◆ Task objective
Tally the lines that contain the string "ylabel" and give the number by itself.

◆ Dataset entries
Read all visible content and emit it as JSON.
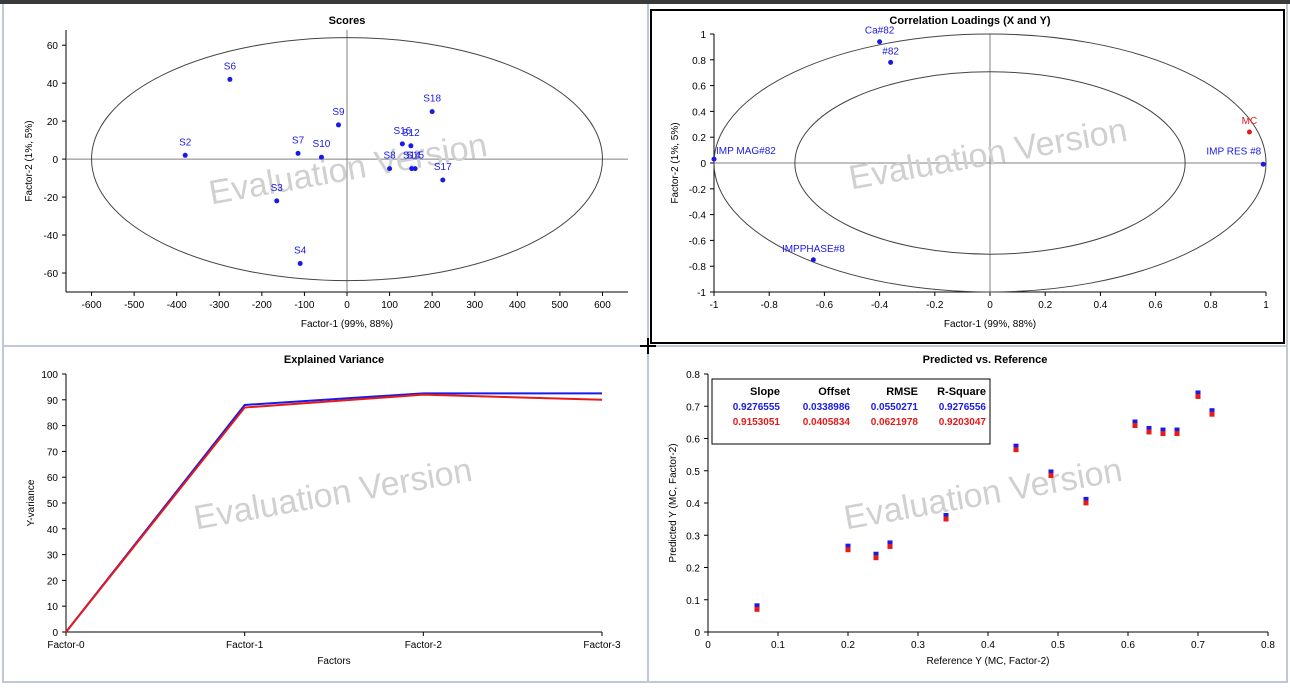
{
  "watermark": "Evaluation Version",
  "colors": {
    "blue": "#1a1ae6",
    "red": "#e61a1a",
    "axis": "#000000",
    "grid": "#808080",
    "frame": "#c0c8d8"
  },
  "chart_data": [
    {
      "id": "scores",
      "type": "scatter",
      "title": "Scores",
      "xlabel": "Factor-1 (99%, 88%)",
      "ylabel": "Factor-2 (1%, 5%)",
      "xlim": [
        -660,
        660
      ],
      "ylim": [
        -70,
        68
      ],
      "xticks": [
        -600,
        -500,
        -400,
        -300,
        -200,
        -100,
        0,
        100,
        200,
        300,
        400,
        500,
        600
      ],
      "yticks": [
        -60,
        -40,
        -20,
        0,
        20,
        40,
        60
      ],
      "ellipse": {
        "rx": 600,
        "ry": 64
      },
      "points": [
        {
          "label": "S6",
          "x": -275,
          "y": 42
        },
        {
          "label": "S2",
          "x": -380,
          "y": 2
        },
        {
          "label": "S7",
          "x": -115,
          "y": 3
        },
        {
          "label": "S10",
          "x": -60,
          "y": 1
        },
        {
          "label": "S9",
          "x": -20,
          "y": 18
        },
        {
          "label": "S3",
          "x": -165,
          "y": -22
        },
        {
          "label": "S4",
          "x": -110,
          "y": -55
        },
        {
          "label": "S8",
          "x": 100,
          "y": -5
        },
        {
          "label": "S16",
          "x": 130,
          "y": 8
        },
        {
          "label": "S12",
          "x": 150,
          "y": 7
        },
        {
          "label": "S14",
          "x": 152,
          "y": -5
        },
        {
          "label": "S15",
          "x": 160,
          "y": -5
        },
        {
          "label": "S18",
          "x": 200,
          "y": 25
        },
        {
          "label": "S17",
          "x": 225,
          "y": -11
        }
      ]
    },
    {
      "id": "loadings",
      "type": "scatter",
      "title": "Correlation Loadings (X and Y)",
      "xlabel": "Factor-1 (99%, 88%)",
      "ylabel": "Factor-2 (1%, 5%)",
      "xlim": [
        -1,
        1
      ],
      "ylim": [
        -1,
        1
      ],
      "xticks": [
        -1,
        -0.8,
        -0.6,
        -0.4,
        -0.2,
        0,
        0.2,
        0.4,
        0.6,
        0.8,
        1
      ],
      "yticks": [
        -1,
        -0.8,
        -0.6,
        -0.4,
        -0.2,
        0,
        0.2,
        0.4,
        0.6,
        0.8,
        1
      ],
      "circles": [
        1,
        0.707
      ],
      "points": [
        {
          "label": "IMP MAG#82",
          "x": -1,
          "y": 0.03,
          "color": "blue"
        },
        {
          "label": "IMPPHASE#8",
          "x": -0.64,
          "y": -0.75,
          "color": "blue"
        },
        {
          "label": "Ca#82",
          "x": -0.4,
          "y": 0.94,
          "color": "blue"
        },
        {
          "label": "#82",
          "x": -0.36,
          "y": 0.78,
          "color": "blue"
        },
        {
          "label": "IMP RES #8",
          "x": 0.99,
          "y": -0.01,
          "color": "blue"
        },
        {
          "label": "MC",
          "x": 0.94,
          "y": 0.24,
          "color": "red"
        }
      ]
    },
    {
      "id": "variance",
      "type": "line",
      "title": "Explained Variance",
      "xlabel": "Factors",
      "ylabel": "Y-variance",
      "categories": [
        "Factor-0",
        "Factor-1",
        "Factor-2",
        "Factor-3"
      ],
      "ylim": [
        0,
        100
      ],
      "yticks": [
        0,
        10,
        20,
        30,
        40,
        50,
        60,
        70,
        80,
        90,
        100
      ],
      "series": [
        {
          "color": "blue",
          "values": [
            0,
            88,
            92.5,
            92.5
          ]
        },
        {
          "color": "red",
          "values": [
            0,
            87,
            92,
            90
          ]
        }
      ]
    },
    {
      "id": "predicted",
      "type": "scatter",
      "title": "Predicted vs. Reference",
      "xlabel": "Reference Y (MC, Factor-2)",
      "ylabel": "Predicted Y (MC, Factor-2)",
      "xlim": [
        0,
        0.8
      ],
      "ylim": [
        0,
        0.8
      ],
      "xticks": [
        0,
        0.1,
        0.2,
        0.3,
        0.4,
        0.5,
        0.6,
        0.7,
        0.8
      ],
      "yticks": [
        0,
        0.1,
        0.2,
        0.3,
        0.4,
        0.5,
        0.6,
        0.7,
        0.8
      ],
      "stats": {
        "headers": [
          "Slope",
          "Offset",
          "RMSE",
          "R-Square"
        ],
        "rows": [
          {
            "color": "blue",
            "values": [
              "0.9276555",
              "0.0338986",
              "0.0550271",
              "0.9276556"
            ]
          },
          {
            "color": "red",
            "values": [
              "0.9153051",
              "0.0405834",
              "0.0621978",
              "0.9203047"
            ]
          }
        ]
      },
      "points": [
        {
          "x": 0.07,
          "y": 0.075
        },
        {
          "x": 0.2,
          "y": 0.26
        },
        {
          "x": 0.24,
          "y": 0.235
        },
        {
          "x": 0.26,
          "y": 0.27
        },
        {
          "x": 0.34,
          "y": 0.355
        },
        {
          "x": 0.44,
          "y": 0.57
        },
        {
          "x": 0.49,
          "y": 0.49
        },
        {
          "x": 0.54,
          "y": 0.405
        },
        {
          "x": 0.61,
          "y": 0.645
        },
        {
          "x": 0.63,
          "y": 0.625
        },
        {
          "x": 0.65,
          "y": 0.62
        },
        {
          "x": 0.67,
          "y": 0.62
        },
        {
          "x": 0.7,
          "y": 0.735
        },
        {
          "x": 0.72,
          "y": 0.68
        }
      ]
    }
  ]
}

* * *

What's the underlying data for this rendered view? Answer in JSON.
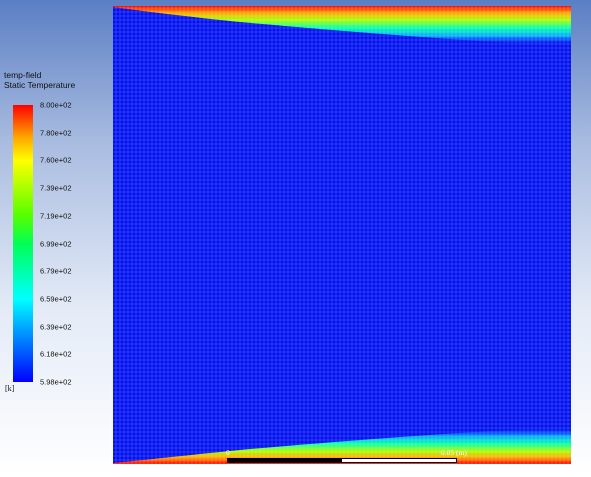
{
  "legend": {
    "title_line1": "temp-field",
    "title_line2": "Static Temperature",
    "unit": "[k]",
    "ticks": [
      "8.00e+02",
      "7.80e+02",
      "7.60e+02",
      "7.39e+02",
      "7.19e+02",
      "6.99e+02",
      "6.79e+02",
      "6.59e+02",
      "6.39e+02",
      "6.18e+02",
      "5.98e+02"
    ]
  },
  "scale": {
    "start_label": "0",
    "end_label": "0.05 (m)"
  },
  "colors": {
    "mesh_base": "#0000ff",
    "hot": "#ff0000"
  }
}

◆ Response to the task
4